**The request**
Look through the listing for the word "tests". Copy each line that has it.

**Given data**

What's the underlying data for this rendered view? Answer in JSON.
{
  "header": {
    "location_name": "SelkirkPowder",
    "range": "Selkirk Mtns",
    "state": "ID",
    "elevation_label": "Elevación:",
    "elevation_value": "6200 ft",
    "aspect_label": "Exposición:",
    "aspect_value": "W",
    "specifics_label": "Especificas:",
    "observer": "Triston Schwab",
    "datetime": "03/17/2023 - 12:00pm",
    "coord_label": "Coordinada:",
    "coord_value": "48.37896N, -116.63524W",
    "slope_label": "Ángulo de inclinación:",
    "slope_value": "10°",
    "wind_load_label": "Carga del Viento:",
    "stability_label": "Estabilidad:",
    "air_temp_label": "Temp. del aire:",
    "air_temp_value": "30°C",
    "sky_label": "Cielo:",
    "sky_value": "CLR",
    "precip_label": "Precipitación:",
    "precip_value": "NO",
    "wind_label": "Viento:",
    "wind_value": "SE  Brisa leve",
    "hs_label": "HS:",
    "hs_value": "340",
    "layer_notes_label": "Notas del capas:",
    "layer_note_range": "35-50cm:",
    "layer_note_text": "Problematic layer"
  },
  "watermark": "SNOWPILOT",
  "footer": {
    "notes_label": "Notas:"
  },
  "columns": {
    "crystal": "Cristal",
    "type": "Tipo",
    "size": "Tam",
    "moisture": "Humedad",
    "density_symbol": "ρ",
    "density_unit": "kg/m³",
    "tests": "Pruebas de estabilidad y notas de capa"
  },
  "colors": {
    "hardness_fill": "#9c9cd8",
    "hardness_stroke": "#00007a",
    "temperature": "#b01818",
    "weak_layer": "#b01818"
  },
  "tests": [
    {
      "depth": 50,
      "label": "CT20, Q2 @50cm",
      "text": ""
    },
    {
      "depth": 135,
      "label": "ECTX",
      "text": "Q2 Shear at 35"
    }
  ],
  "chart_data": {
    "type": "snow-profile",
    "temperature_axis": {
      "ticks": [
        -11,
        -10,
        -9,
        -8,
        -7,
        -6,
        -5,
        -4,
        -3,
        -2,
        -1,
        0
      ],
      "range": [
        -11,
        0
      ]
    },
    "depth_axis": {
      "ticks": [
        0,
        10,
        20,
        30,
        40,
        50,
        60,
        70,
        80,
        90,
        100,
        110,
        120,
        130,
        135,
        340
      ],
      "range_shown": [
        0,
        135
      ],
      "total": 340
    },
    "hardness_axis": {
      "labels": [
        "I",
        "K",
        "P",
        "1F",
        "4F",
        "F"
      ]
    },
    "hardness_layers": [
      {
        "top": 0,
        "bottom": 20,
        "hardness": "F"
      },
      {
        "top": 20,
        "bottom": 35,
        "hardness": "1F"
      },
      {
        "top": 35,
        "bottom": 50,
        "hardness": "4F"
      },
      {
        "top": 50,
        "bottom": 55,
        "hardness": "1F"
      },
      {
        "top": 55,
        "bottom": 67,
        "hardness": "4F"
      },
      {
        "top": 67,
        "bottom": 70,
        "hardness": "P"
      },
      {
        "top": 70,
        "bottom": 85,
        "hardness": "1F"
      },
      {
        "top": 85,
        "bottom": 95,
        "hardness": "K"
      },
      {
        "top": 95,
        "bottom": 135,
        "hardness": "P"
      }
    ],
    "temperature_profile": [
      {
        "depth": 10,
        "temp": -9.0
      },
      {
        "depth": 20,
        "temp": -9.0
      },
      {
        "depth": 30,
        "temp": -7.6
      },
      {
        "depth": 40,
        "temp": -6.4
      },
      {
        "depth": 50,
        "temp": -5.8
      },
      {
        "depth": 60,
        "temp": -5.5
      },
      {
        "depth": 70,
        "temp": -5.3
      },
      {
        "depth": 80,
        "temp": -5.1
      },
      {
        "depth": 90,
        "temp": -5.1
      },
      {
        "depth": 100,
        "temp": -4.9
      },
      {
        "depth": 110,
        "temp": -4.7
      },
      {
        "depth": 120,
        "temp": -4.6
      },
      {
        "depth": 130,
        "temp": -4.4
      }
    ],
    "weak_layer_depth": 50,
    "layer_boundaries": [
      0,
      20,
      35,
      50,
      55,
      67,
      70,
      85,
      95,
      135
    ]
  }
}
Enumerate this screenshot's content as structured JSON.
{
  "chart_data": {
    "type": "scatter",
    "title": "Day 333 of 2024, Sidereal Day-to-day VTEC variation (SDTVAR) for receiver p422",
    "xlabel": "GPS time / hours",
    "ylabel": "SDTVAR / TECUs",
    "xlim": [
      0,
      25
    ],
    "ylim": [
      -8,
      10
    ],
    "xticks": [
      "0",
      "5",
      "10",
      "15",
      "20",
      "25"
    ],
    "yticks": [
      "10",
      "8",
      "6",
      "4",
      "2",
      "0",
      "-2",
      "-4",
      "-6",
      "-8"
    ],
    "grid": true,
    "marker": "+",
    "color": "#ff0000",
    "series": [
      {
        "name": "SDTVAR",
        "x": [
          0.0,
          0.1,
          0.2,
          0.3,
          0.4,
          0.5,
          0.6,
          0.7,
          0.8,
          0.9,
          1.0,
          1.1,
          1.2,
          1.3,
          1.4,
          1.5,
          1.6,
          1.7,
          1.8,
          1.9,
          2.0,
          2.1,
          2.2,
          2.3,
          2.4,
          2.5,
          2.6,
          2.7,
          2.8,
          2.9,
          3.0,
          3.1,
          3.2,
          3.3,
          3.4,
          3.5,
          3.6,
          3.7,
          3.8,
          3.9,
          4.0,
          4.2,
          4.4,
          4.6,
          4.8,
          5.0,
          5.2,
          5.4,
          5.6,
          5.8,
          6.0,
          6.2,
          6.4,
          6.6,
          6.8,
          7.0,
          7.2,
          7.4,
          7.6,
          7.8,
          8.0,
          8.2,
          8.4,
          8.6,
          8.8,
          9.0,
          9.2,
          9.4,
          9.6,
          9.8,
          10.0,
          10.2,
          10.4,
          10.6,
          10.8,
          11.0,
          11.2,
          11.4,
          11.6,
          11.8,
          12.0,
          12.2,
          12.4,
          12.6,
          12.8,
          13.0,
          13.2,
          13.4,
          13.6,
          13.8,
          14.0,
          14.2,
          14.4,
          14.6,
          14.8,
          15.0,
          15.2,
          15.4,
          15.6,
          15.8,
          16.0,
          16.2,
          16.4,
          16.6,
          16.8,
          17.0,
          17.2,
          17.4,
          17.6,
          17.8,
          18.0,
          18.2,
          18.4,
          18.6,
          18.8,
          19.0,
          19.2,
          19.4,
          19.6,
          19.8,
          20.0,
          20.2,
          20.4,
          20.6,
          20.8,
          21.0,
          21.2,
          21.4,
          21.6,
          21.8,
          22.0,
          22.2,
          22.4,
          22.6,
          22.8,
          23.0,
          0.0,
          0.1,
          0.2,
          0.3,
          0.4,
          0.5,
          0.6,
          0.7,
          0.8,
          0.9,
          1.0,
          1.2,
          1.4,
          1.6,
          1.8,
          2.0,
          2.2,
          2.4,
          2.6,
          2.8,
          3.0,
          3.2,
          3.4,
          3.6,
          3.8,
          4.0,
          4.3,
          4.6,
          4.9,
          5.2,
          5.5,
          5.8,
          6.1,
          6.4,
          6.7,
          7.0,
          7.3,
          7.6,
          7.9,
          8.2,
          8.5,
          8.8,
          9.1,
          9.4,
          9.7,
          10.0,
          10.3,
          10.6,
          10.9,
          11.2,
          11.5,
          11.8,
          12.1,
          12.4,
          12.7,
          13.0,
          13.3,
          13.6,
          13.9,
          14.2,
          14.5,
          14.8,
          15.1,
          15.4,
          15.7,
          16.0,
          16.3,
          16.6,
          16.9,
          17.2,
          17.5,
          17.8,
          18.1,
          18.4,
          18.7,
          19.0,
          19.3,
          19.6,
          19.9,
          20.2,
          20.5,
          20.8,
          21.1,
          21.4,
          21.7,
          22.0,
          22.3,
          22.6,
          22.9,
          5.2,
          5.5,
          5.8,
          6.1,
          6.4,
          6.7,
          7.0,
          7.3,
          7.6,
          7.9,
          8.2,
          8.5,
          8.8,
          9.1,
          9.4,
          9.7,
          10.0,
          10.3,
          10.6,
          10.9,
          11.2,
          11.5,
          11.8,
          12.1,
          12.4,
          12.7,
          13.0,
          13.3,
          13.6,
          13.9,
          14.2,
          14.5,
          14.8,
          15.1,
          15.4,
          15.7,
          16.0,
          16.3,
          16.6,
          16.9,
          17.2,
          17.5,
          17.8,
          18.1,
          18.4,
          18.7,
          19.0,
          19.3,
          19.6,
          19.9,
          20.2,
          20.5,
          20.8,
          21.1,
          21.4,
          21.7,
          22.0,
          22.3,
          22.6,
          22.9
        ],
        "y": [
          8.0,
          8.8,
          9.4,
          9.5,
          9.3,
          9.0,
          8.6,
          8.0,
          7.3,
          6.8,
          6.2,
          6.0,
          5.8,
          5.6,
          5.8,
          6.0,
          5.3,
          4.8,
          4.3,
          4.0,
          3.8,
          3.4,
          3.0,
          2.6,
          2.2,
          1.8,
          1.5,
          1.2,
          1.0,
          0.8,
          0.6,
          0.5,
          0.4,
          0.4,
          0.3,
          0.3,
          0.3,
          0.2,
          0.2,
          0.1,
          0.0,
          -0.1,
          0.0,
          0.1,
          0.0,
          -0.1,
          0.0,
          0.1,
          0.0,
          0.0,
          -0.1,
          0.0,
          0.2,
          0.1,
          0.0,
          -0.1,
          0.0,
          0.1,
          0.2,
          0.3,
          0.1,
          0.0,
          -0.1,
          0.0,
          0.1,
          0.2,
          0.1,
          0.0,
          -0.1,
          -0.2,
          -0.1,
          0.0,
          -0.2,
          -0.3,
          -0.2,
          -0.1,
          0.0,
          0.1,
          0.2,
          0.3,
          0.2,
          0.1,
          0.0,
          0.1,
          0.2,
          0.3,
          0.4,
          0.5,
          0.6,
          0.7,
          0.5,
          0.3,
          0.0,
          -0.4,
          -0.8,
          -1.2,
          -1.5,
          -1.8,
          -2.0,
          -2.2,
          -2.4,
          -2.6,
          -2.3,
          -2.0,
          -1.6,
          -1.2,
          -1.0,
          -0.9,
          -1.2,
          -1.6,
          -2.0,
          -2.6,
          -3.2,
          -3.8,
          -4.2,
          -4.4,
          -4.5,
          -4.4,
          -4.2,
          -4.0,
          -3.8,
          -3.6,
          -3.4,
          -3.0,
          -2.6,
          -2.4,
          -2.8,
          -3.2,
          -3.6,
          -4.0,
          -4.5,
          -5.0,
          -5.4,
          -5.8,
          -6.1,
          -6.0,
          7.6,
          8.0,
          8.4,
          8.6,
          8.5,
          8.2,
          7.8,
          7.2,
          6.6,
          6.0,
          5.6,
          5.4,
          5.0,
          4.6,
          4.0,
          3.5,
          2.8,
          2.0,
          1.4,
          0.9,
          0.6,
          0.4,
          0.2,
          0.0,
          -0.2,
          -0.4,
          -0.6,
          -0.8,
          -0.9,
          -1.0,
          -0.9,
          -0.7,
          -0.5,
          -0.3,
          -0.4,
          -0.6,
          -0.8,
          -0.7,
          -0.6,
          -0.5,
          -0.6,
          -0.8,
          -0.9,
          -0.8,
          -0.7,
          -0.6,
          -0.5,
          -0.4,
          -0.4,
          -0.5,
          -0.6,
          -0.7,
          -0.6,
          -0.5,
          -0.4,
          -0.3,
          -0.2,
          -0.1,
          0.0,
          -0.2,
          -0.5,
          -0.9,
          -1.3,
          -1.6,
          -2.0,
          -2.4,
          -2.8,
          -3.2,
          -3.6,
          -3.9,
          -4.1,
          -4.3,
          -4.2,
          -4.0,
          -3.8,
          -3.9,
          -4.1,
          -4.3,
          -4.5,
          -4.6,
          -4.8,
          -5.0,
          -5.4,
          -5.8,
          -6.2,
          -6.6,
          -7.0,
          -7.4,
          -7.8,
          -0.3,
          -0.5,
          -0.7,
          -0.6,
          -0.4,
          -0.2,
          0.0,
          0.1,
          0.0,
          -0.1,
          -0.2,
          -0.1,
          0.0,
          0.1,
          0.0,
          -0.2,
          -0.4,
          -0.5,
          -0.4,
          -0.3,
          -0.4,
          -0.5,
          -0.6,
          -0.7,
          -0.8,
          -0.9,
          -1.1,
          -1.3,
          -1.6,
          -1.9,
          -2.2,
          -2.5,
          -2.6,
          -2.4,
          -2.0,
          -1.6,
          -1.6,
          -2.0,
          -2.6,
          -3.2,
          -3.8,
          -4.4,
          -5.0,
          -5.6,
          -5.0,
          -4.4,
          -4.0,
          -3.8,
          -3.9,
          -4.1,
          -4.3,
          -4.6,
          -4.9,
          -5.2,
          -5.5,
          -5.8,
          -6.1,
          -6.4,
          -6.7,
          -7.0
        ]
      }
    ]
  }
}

**Response to this task**
    "tests": "Pruebas de estabilidad y notas de capa"
  "tests": [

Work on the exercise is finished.